§ **EXERCISE REQUIREMENTS**: Can you transcribe the data exactly? Leave the pictures out.

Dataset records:
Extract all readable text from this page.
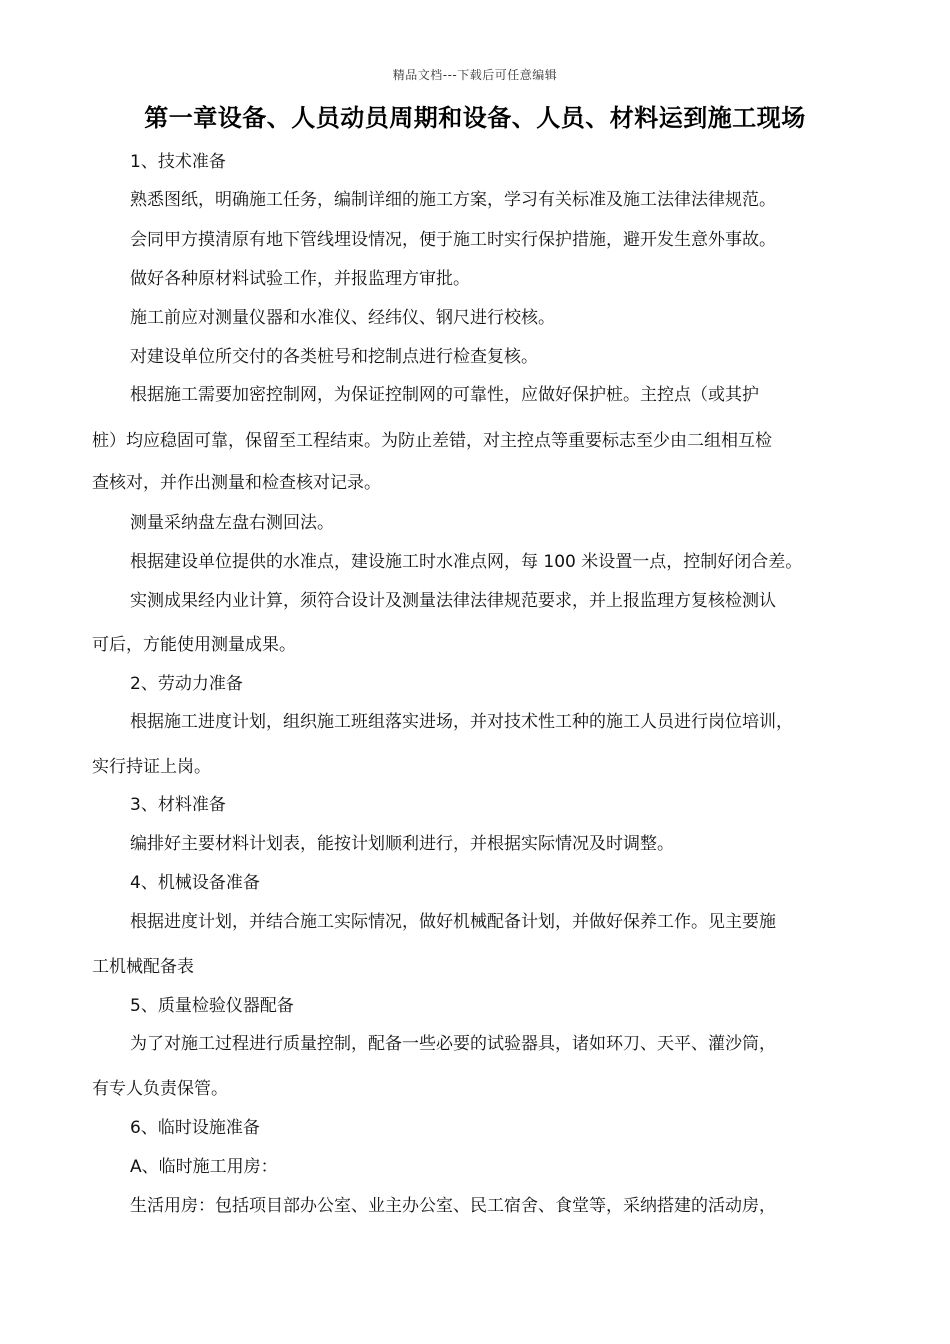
精品文档---下载后可任意编辑
第一章设备、人员动员周期和设备、人员、材料运到施工现场
1、技术准备
熟悉图纸，明确施工任务，编制详细的施工方案，学习有关标准及施工法律法律规范。
会同甲方摸清原有地下管线埋设情况，便于施工时实行保护措施，避开发生意外事故。
做好各种原材料试验工作，并报监理方审批。
施工前应对测量仪器和水准仪、经纬仪、钢尺进行校核。
对建设单位所交付的各类桩号和挖制点进行检查复核。
根据施工需要加密控制网，为保证控制网的可靠性，应做好保护桩。主控点（或其护
桩）均应稳固可靠，保留至工程结束。为防止差错，对主控点等重要标志至少由二组相互检
查核对，并作出测量和检查核对记录。
测量采纳盘左盘右测回法。
根据建设单位提供的水准点，建设施工时水准点网，每 100 米设置一点，控制好闭合差。
实测成果经内业计算，须符合设计及测量法律法律规范要求，并上报监理方复核检测认
可后，方能使用测量成果。
2、劳动力准备
根据施工进度计划，组织施工班组落实进场，并对技术性工种的施工人员进行岗位培训，
实行持证上岗。
3、材料准备
编排好主要材料计划表，能按计划顺利进行，并根据实际情况及时调整。
4、机械设备准备
根据进度计划，并结合施工实际情况，做好机械配备计划，并做好保养工作。见主要施
工机械配备表
5、质量检验仪器配备
为了对施工过程进行质量控制，配备一些必要的试验器具，诸如环刀、天平、灌沙筒，
有专人负责保管。
6、临时设施准备
A、临时施工用房：
生活用房：包括项目部办公室、业主办公室、民工宿舍、食堂等，采纳搭建的活动房，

§ **RESPONSE FOR THIS EXERCISE**:
Extract all readable text from this page.
精品文档---下载后可任意编辑
第一章设备、人员动员周期和设备、人员、材料运到施工现场
1、技术准备
熟悉图纸，明确施工任务，编制详细的施工方案，学习有关标准及施工法律法律规范。
会同甲方摸清原有地下管线埋设情况，便于施工时实行保护措施，避开发生意外事故。
做好各种原材料试验工作，并报监理方审批。
施工前应对测量仪器和水准仪、经纬仪、钢尺进行校核。
对建设单位所交付的各类桩号和挖制点进行检查复核。
根据施工需要加密控制网，为保证控制网的可靠性，应做好保护桩。主控点（或其护
桩）均应稳固可靠，保留至工程结束。为防止差错，对主控点等重要标志至少由二组相互检
查核对，并作出测量和检查核对记录。
测量采纳盘左盘右测回法。
根据建设单位提供的水准点，建设施工时水准点网，每 100 米设置一点，控制好闭合差。
实测成果经内业计算，须符合设计及测量法律法律规范要求，并上报监理方复核检测认
可后，方能使用测量成果。
2、劳动力准备
根据施工进度计划，组织施工班组落实进场，并对技术性工种的施工人员进行岗位培训，
实行持证上岗。
3、材料准备
编排好主要材料计划表，能按计划顺利进行，并根据实际情况及时调整。
4、机械设备准备
根据进度计划，并结合施工实际情况，做好机械配备计划，并做好保养工作。见主要施
工机械配备表
5、质量检验仪器配备
为了对施工过程进行质量控制，配备一些必要的试验器具，诸如环刀、天平、灌沙筒，
有专人负责保管。
6、临时设施准备
A、临时施工用房：
生活用房：包括项目部办公室、业主办公室、民工宿舍、食堂等，采纳搭建的活动房，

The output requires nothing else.